◆ **WHAT YOU ARE ASKED TO DO**:
Give the number of lines below that contain the word "status", and nothing else.

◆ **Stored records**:

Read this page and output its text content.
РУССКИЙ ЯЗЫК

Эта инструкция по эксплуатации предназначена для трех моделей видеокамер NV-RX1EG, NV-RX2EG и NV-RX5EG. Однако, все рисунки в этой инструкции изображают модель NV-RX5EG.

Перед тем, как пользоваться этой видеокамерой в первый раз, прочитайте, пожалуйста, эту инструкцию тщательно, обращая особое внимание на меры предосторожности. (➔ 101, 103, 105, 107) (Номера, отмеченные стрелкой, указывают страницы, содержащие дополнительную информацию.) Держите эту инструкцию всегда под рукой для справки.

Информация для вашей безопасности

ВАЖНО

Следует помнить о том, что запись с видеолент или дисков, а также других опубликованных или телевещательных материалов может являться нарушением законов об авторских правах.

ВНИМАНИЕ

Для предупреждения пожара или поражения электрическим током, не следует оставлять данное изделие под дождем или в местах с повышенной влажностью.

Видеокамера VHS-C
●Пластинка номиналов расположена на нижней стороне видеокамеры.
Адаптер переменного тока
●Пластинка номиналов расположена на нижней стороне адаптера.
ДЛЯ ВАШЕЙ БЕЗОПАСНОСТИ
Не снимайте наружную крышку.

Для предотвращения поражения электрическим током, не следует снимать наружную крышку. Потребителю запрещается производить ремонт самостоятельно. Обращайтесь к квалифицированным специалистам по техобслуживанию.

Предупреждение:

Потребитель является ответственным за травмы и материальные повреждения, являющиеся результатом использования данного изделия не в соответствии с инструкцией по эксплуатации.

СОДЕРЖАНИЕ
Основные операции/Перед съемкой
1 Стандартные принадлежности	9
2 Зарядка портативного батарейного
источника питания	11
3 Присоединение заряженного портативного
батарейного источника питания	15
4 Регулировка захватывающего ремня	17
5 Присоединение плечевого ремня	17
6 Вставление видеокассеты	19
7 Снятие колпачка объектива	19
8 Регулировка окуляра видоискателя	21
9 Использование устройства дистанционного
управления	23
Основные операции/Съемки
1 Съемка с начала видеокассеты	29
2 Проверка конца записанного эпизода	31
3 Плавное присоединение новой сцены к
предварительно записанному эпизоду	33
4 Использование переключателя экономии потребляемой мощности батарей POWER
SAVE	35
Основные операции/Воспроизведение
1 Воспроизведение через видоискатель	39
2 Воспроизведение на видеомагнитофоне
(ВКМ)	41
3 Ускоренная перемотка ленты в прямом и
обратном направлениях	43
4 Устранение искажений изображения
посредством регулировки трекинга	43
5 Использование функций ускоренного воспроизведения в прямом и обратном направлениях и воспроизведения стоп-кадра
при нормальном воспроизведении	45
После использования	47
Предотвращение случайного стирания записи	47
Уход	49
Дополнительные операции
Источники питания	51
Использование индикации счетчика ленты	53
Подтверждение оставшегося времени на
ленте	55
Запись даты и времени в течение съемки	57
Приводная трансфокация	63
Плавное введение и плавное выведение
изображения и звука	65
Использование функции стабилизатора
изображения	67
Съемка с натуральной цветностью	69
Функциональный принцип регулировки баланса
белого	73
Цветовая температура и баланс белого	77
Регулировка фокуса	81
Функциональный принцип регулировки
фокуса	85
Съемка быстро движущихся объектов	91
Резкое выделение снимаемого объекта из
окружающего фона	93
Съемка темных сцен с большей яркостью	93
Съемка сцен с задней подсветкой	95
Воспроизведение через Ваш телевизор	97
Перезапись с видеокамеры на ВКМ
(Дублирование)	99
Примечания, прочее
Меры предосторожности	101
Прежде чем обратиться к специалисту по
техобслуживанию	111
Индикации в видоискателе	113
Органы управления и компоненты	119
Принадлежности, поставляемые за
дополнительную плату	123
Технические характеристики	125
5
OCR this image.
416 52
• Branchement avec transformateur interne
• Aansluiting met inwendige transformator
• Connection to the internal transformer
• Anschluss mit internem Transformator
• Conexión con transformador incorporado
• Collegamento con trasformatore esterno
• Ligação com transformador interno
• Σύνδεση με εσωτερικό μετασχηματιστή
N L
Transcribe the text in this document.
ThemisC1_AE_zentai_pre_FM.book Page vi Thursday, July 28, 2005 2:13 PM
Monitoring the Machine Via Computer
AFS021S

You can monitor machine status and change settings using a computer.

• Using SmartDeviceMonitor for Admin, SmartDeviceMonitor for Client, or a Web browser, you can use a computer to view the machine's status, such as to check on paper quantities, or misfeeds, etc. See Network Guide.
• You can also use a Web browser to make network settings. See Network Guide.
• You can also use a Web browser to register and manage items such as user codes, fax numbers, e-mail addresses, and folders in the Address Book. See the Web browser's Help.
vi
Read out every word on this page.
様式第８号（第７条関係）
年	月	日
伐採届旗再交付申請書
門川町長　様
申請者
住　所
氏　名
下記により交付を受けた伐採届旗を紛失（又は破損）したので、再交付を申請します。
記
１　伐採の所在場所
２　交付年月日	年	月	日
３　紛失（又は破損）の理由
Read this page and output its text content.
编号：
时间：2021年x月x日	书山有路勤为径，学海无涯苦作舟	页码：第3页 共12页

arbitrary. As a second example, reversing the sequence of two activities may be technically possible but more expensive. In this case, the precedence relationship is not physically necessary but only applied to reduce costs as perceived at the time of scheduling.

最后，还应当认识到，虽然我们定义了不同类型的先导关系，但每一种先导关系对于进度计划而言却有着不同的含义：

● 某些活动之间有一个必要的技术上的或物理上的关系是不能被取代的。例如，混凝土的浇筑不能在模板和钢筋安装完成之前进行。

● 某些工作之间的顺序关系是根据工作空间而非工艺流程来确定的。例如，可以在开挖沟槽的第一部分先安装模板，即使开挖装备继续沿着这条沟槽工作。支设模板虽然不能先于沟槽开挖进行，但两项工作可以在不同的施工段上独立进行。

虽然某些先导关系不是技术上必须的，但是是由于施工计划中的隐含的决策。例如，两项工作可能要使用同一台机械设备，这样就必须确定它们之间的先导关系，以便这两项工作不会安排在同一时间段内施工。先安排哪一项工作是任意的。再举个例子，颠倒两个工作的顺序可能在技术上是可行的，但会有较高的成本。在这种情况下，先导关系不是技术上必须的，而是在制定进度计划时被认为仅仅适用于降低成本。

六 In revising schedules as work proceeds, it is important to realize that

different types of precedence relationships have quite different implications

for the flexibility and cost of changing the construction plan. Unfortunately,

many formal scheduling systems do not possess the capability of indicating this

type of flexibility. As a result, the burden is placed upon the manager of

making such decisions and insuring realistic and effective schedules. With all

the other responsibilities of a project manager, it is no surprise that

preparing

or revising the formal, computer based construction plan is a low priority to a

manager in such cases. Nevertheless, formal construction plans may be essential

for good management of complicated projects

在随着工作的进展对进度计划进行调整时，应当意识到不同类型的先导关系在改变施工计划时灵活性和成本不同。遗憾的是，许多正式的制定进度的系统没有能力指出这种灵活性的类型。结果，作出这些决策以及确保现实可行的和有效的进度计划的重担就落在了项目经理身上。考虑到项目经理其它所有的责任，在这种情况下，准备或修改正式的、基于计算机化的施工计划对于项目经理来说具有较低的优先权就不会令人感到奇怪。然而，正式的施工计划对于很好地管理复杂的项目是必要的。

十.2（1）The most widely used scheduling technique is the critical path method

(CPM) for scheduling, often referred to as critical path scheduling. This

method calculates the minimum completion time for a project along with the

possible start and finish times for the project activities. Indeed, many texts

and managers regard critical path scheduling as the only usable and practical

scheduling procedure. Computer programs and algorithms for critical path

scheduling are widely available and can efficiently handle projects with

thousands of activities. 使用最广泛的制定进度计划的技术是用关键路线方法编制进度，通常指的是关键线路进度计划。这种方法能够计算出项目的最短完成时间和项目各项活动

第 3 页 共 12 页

◆ **WRITTEN REPLY**:
2